Nutrition for Anxiety and Depression
Guest Blog by Lottie Maria, Health and Nutrition writer, blogger at Beauty Science Magic, Neuroscientist and Clinical Nutrition student.
I used to suffer very badly from anxiety and remember the frustration of not knowing how to treat it. I realised that a lot could actually be done in terms of self care, diet and lifestyle. In particular, I learnt how some foods were over-stimulating for my body, and I was sensitive to them; for example, if I had a really sugary meal, or lots of chocolate or caffeine (even from a coffee) my heart would race and this would instigate anxiety and sometimes, a full blown panic attack. I also noticed how having low blood sugar levels also contributed to a feeling of nervousness, anxiety and low moods. I decided to try and conquer my anxiety and aimed to eat nourishing, whole foods and ditching sugary, over stimulating foods with minimal nutritional benefit. Here are my top tips for nutrition and eating to boost mood and well-being.
1. Eat colourful foods and prepare meals in advance
- Roast chopped sweet potatoes in the oven with olive oil, garlic cloves and smoked paprika until soft and brown. Mix with avocado, plum tomatoes and chickpeas.
- Try a rainbow salad or rainbow pizza. Mix tomatoes, sun-dried tomatoes, carrots, sliced oranges, sweetcorn, spinach, avocado and beetroot with your favourite dressing. I love balsamic, olive oil, and ground almonds. Top with roasted seeds or nuts. For a pizza, layer all of your favourite vegetables on a pizza base.
---
**Work instructions:**
a) In the blog post on nutrition for anxiety and depression, what did the writer notice that low blood sugar levels contributed to?
b) Copy the blog post word for word from "1. Eat colourful" to "tomatoes and chickpeas.".

**Extracted entries:**
---
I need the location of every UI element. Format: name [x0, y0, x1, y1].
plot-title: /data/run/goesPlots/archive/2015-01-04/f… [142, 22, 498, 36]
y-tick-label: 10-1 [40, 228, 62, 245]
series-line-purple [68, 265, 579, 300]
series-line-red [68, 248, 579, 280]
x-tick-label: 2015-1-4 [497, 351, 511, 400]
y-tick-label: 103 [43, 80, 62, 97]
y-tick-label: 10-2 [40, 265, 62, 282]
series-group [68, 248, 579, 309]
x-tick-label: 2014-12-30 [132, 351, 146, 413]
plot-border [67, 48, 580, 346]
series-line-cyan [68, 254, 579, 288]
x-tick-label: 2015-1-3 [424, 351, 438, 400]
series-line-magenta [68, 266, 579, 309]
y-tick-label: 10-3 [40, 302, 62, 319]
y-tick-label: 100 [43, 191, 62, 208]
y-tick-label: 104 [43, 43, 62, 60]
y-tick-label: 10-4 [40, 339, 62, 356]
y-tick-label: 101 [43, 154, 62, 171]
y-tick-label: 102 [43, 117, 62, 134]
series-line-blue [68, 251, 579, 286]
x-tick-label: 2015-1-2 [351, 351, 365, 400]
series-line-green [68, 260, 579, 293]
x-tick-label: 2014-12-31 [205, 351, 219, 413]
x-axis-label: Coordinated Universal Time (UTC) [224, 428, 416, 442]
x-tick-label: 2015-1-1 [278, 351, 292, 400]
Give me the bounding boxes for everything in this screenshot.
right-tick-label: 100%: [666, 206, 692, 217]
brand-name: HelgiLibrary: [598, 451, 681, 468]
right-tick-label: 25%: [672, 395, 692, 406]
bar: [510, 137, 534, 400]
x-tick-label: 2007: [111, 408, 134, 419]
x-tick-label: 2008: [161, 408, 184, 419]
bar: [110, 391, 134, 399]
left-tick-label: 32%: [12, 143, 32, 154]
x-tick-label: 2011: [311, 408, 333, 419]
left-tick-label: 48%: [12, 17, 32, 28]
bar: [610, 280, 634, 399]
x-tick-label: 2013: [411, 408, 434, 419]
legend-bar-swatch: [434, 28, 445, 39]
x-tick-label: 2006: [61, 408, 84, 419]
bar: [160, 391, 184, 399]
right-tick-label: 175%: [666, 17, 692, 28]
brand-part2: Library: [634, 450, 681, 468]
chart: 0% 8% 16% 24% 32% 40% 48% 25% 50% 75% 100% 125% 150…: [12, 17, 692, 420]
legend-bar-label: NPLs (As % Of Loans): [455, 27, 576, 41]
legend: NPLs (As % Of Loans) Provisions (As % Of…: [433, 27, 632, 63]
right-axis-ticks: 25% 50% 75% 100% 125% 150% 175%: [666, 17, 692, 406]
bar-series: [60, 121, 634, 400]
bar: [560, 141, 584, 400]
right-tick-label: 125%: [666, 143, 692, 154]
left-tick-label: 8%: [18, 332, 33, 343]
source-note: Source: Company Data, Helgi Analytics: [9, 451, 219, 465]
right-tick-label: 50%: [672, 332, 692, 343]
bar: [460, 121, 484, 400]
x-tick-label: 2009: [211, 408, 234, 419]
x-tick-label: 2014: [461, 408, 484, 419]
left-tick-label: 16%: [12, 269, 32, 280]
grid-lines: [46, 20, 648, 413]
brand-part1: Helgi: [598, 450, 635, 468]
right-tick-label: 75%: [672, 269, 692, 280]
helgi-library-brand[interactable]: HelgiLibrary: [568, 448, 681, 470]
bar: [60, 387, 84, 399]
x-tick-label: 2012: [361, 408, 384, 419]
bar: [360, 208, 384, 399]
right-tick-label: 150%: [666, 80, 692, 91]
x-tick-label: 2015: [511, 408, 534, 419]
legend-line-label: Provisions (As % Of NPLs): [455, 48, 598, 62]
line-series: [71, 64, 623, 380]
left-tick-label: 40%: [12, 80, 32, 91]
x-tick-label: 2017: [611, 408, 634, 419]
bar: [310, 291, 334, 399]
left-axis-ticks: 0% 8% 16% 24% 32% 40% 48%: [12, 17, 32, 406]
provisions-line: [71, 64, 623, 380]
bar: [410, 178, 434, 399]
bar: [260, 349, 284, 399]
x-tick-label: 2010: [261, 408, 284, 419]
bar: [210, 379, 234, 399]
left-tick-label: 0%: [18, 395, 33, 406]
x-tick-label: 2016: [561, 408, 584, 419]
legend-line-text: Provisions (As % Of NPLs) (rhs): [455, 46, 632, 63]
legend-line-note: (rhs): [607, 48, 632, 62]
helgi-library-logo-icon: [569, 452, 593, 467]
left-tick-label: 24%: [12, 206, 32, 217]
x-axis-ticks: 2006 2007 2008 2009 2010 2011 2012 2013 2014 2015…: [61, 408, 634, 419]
---
**Task responses:**
a) A feeling of nervousness, anxiety and low moods.

b)
1. Eat colourful foods and prepare meals in advance
- Roast chopped sweet potatoes in the oven with olive oil, garlic cloves and smoked paprika until soft and brown. Mix with avocado, plum tomatoes and chickpeas.